[START OF INPUT MATERIAL]
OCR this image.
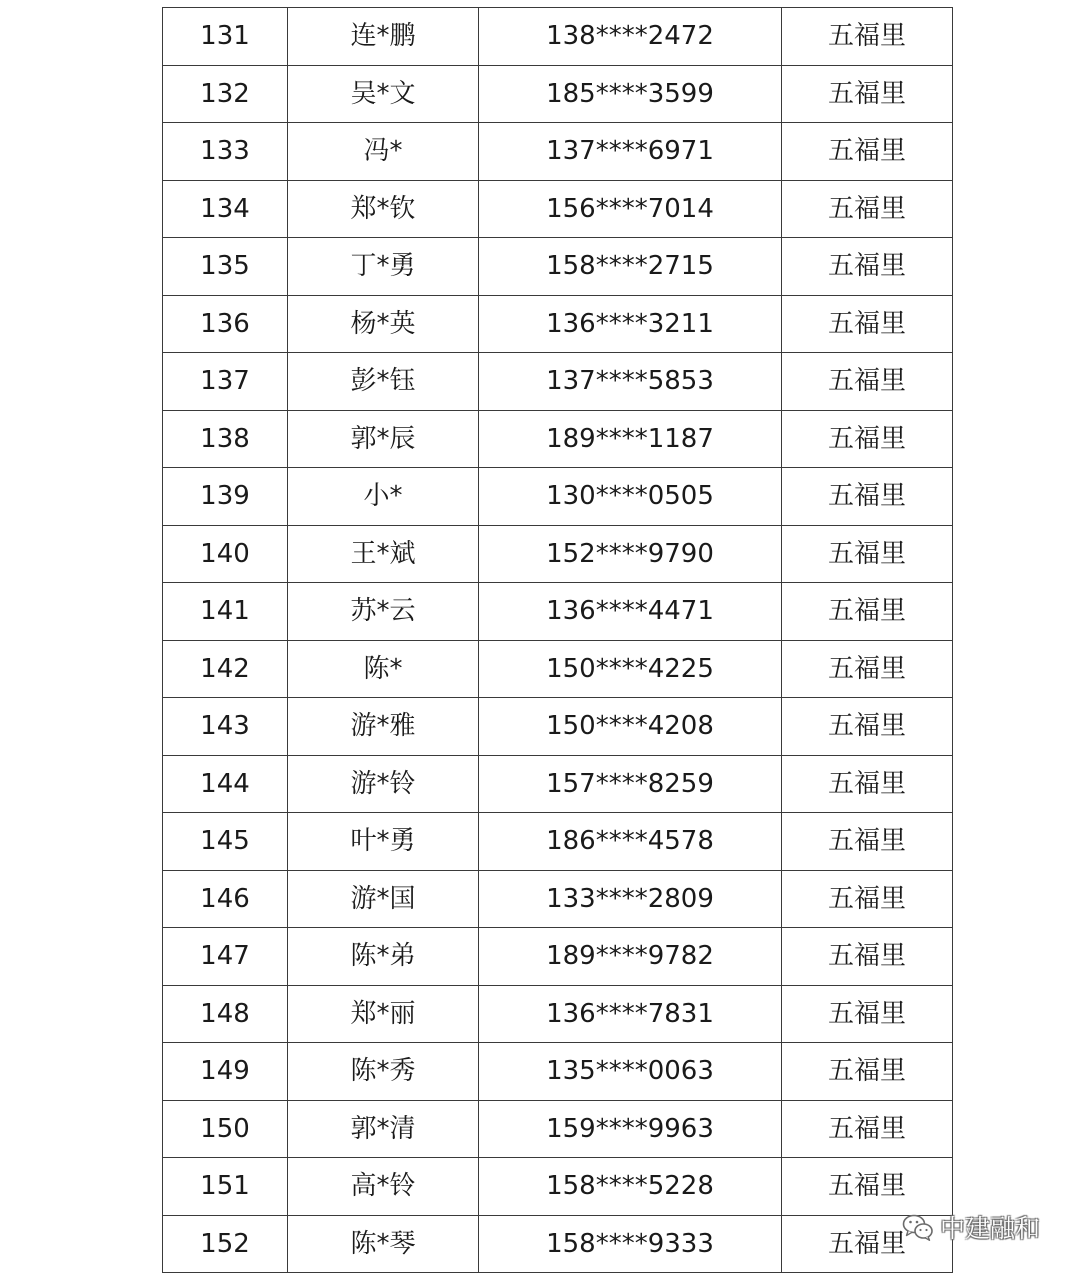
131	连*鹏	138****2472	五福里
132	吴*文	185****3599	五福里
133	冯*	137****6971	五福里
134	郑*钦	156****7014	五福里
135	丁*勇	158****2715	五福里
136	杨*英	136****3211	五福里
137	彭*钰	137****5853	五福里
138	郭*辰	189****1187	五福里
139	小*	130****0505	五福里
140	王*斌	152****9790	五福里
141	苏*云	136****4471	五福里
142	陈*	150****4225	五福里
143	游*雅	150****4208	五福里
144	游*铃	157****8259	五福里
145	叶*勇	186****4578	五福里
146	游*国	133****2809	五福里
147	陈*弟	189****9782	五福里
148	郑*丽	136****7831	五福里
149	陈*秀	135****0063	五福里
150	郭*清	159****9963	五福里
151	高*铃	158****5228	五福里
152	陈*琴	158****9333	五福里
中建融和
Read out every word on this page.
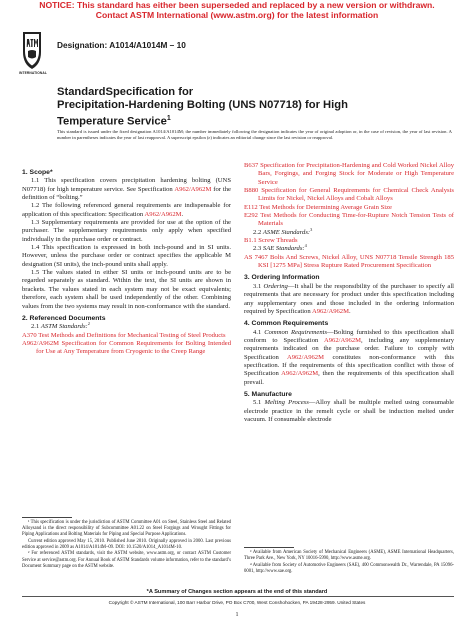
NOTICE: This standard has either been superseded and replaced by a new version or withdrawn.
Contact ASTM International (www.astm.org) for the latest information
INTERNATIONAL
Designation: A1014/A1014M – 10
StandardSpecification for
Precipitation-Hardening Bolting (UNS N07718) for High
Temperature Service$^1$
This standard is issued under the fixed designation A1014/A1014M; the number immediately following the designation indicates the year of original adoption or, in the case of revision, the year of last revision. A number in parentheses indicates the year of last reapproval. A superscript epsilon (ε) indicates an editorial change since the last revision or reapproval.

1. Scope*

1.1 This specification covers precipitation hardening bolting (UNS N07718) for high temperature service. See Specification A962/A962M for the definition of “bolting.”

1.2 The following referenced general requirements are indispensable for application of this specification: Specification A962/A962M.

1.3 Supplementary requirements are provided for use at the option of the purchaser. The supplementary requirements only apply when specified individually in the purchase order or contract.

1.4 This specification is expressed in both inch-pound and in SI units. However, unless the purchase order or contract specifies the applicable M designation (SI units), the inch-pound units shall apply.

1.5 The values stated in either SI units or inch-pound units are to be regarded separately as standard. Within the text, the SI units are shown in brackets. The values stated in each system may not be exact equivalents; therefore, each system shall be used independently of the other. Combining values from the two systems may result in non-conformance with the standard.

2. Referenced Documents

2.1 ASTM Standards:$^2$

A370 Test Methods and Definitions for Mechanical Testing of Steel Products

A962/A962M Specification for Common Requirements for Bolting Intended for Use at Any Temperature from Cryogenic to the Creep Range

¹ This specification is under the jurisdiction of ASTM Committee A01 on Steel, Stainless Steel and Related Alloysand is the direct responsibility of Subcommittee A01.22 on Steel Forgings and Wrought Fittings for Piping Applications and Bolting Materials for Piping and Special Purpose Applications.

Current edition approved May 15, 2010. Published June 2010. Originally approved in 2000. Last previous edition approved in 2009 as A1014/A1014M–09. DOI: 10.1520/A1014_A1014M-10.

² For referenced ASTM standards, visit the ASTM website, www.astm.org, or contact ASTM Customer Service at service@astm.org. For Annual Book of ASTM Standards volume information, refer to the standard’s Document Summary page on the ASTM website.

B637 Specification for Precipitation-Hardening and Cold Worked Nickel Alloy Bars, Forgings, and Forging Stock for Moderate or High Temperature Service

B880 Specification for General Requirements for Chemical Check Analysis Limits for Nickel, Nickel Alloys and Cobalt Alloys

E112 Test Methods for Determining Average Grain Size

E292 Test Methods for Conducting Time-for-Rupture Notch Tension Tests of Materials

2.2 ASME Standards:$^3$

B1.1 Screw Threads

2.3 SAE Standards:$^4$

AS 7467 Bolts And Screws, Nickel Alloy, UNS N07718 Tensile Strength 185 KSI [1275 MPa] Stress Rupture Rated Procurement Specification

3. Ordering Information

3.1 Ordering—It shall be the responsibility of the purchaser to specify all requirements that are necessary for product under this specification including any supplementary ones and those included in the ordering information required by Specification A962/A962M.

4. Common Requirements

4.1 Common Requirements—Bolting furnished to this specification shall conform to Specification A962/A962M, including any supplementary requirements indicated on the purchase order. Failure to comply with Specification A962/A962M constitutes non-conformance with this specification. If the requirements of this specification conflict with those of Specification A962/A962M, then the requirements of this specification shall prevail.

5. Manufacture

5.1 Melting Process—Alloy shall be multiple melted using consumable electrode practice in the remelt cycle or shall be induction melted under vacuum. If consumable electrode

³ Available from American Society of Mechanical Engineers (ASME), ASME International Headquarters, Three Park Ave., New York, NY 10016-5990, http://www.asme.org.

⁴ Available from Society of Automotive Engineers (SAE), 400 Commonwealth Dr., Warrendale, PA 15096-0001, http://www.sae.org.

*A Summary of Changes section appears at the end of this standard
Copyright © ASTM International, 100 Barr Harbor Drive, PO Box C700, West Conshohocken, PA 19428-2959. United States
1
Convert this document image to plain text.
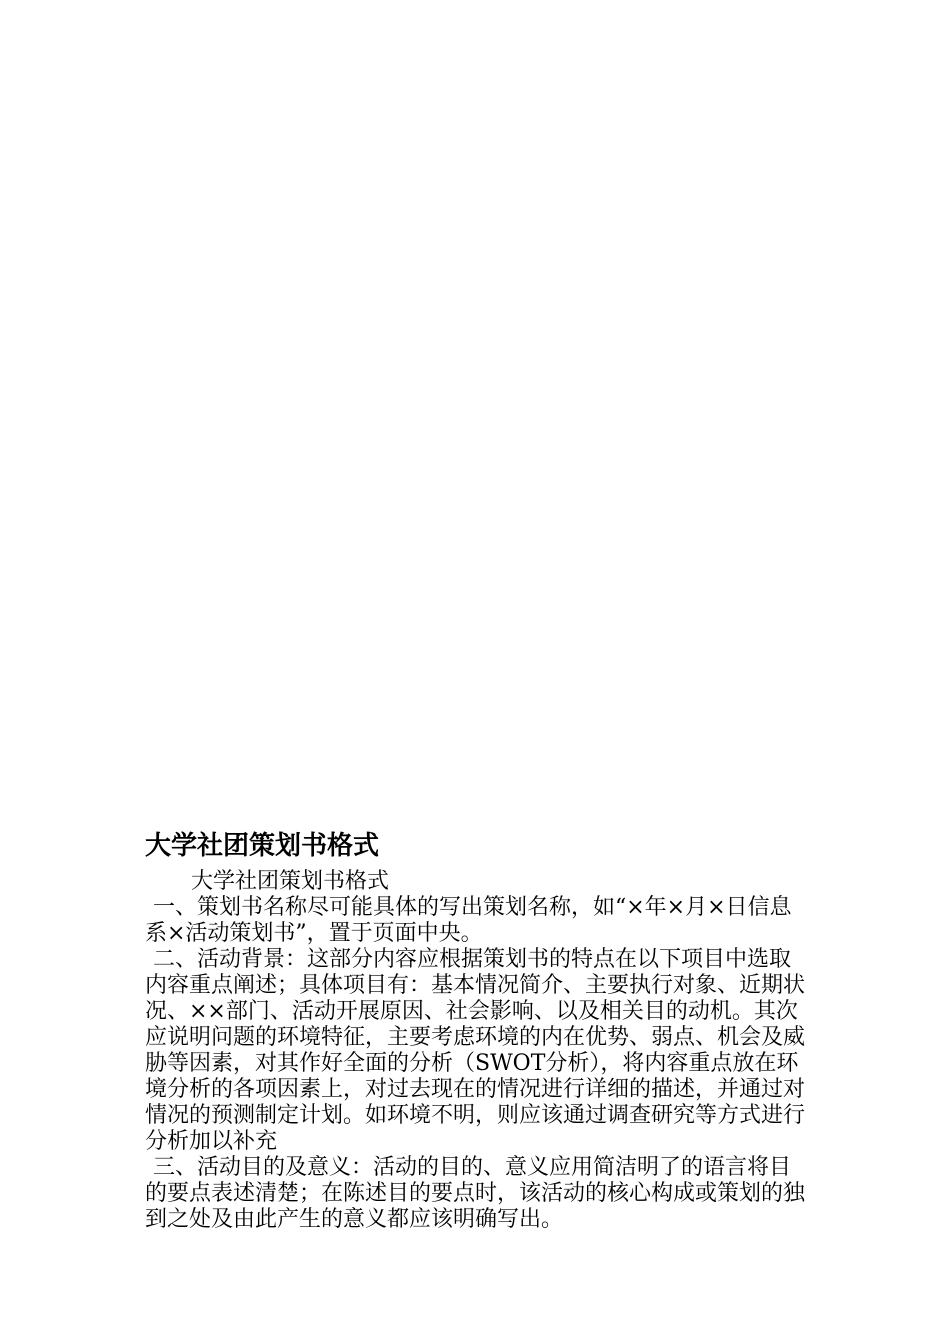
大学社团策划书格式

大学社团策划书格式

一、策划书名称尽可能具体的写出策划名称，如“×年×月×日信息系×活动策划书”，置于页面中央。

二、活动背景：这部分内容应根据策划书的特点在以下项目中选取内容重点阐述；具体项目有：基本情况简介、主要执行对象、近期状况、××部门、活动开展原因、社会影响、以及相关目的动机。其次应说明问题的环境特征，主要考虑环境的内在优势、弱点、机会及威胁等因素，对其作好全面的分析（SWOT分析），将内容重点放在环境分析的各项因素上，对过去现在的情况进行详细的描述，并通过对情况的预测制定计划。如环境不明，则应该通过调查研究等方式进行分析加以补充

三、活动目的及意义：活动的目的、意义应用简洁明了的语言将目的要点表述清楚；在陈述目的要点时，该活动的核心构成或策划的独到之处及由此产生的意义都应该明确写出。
[END OF INPUT MATERIAL]
[START OF INPUT MATERIAL]
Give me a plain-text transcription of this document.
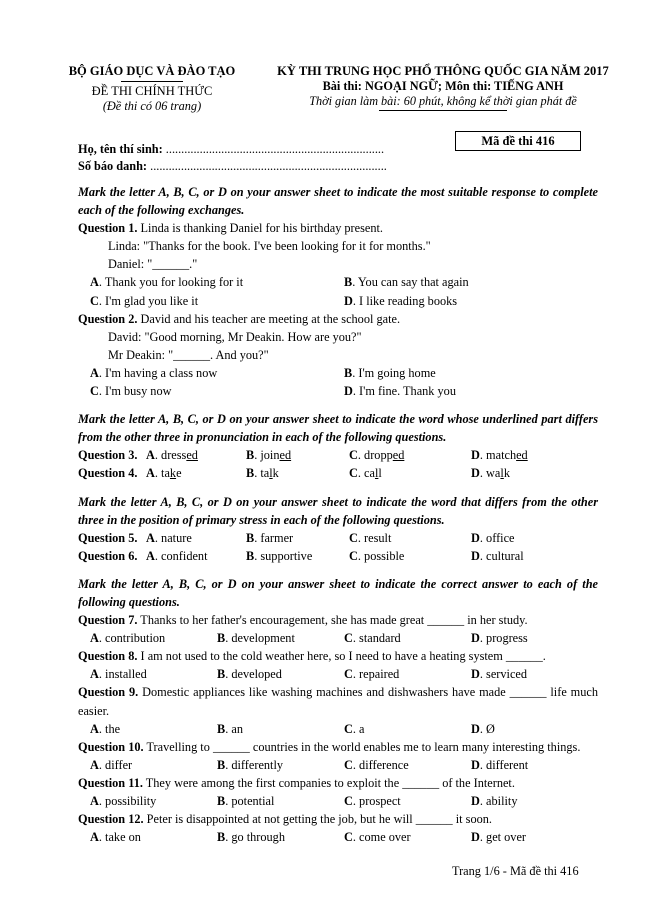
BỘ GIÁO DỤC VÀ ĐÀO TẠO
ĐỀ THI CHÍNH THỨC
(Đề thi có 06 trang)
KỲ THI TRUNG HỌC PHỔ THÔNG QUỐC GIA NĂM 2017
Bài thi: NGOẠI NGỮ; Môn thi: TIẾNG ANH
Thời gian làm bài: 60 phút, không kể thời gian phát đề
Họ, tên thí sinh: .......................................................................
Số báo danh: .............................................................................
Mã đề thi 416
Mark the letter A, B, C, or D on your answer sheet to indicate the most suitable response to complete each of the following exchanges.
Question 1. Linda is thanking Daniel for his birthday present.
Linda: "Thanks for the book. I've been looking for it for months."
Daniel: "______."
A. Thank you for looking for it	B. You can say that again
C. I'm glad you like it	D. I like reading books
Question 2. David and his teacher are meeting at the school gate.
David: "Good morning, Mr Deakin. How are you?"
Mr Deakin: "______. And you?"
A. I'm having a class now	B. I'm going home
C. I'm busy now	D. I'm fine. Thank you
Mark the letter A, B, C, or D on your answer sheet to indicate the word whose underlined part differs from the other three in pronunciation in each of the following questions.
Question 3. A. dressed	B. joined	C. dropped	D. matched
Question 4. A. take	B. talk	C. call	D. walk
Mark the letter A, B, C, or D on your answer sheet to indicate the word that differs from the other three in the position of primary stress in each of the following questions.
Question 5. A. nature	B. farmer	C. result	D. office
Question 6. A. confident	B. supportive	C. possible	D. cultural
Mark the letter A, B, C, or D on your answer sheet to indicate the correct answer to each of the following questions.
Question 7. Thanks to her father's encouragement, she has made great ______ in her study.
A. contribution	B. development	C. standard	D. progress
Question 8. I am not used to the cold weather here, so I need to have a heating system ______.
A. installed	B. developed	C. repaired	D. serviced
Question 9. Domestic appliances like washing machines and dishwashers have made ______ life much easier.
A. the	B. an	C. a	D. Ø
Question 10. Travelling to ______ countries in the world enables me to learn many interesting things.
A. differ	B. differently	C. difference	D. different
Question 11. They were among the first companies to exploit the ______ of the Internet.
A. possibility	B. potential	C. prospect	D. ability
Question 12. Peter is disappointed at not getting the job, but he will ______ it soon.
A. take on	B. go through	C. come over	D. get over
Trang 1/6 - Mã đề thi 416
[END OF INPUT MATERIAL]
[START OF INPUT MATERIAL]
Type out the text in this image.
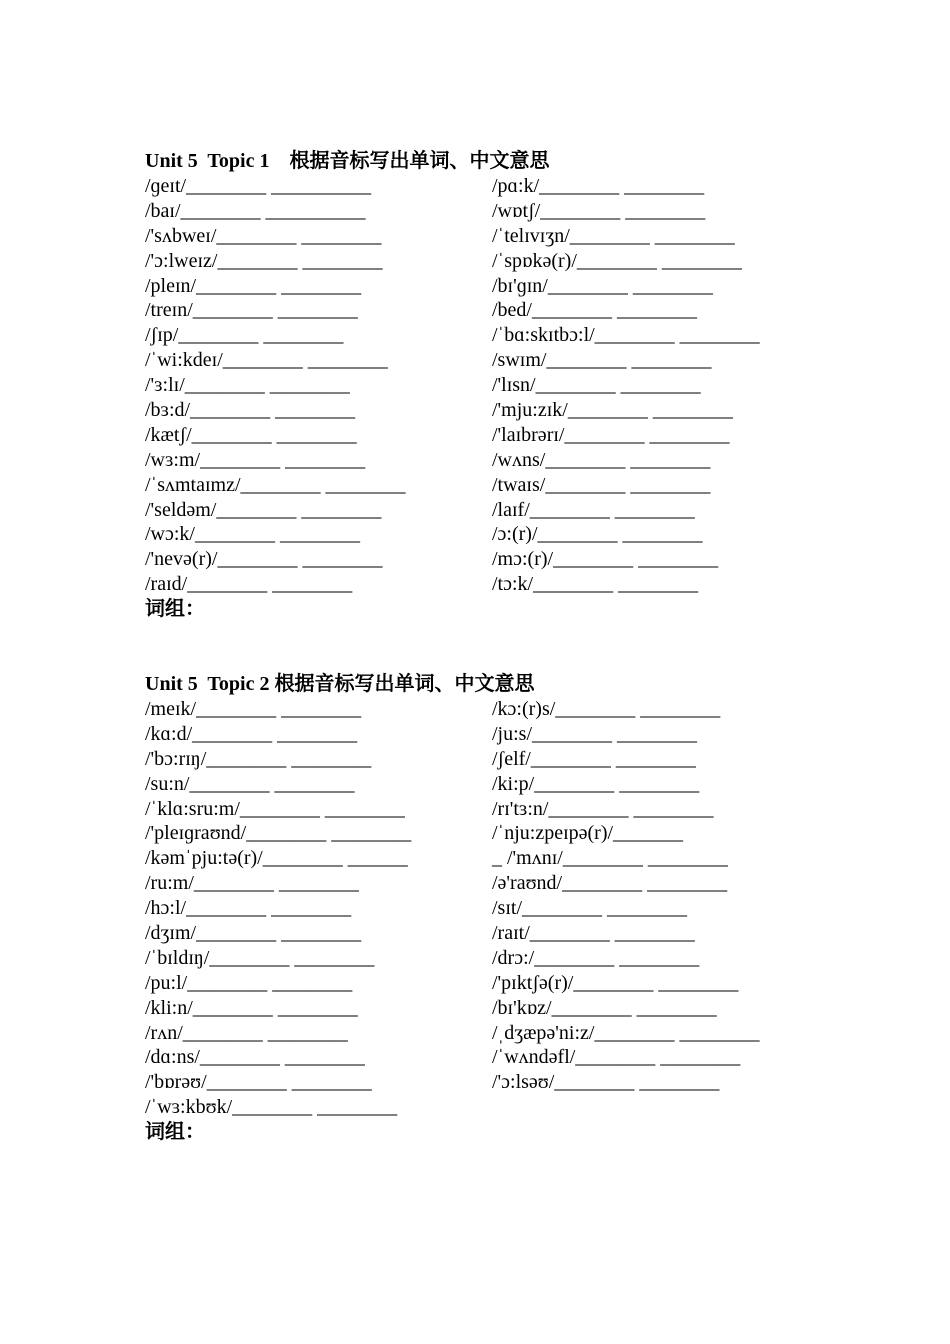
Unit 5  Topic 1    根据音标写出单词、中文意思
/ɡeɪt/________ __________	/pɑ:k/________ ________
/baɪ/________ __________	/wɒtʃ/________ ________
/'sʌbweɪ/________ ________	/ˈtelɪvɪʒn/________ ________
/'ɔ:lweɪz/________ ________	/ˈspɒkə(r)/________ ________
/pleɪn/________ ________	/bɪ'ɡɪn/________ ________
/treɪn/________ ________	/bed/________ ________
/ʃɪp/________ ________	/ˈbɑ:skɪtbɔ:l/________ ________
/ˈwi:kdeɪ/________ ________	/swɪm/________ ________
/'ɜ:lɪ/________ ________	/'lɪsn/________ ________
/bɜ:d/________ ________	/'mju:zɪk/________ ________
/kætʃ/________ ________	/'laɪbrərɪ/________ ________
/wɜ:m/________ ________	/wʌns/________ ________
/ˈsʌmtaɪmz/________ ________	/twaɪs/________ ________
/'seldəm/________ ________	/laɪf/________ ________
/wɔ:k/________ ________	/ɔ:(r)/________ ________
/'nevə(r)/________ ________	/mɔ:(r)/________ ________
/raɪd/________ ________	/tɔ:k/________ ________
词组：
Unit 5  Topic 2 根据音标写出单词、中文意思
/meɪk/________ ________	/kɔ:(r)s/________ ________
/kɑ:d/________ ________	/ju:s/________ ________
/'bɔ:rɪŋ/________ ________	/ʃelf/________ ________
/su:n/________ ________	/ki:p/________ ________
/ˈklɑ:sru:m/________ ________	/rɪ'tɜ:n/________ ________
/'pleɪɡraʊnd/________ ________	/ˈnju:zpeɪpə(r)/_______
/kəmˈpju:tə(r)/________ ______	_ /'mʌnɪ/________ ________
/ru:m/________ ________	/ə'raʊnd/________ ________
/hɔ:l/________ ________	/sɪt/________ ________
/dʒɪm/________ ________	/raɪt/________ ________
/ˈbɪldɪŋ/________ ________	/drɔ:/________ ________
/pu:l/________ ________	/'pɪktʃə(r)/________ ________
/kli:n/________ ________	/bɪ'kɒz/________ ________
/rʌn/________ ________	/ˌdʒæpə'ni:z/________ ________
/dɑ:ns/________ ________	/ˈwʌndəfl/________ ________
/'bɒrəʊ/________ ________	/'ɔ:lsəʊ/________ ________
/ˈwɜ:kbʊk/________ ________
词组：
[END OF INPUT MATERIAL]
**TASK GOAL**. Work out how many lines of the listing above include the word "looking". Reply with nothing but the count.

**RESULT**. 2